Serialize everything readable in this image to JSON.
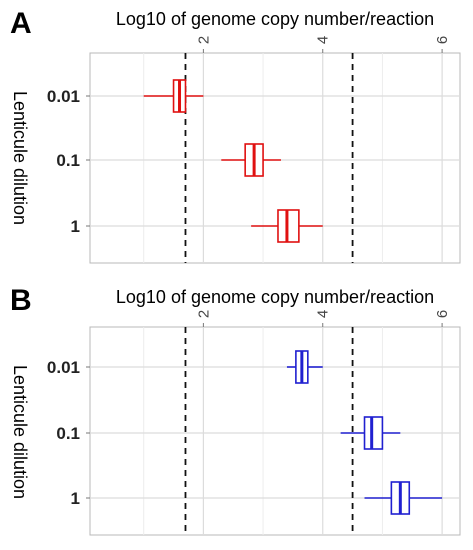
{
  "chart_data": [
    {
      "panel_label": "A",
      "type": "boxplot",
      "orientation": "horizontal",
      "x_axis_position": "top",
      "xlabel": "Log10 of genome copy number/reaction",
      "ylabel": "Lenticule dilution",
      "xlim": [
        0.1,
        6.3
      ],
      "xticks": [
        2,
        4,
        6
      ],
      "x_tick_labels": [
        "2",
        "4",
        "6"
      ],
      "x_tick_rotation": -90,
      "reference_lines": [
        1.7,
        4.5
      ],
      "grid": true,
      "color": "#e01010",
      "categories": [
        "0.01",
        "0.1",
        "1"
      ],
      "boxes": [
        {
          "category": "0.01",
          "whisker_low": 1.0,
          "q1": 1.5,
          "median": 1.6,
          "q3": 1.7,
          "whisker_high": 2.0
        },
        {
          "category": "0.1",
          "whisker_low": 2.3,
          "q1": 2.7,
          "median": 2.85,
          "q3": 3.0,
          "whisker_high": 3.3
        },
        {
          "category": "1",
          "whisker_low": 2.8,
          "q1": 3.25,
          "median": 3.4,
          "q3": 3.6,
          "whisker_high": 4.0
        }
      ]
    },
    {
      "panel_label": "B",
      "type": "boxplot",
      "orientation": "horizontal",
      "x_axis_position": "top",
      "xlabel": "Log10 of genome copy number/reaction",
      "ylabel": "Lenticule dilution",
      "xlim": [
        0.1,
        6.3
      ],
      "xticks": [
        2,
        4,
        6
      ],
      "x_tick_labels": [
        "2",
        "4",
        "6"
      ],
      "x_tick_rotation": -90,
      "reference_lines": [
        1.7,
        4.5
      ],
      "grid": true,
      "color": "#2020d0",
      "categories": [
        "0.01",
        "0.1",
        "1"
      ],
      "boxes": [
        {
          "category": "0.01",
          "whisker_low": 3.4,
          "q1": 3.55,
          "median": 3.65,
          "q3": 3.75,
          "whisker_high": 4.0
        },
        {
          "category": "0.1",
          "whisker_low": 4.3,
          "q1": 4.7,
          "median": 4.82,
          "q3": 5.0,
          "whisker_high": 5.3
        },
        {
          "category": "1",
          "whisker_low": 4.7,
          "q1": 5.15,
          "median": 5.3,
          "q3": 5.45,
          "whisker_high": 6.0
        }
      ]
    }
  ]
}
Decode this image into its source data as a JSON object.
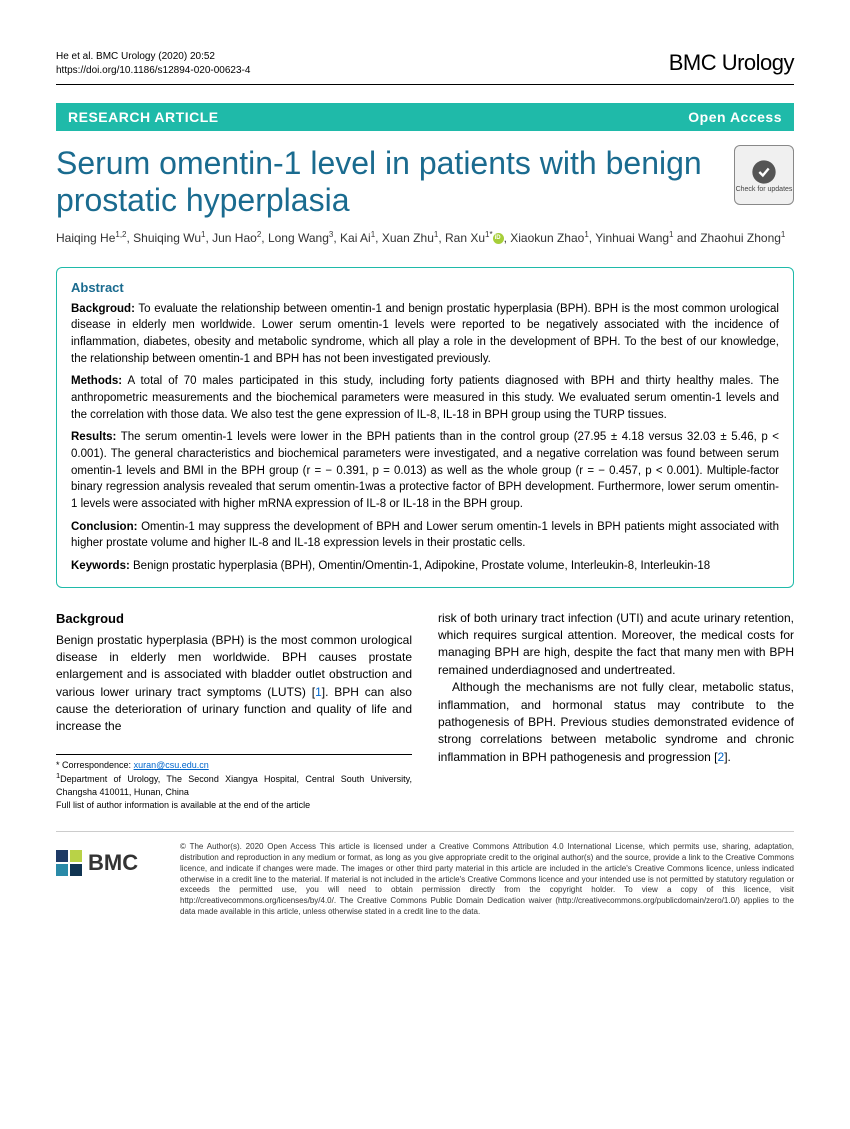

===

EXERCISE INSTRUCTIONS:
Using the listing above, show each line with the word "image" in it.

RESULT OF THE TASK:
Serialize everything readable in this image to JSON.
Decode this image into its source data as a JSON object.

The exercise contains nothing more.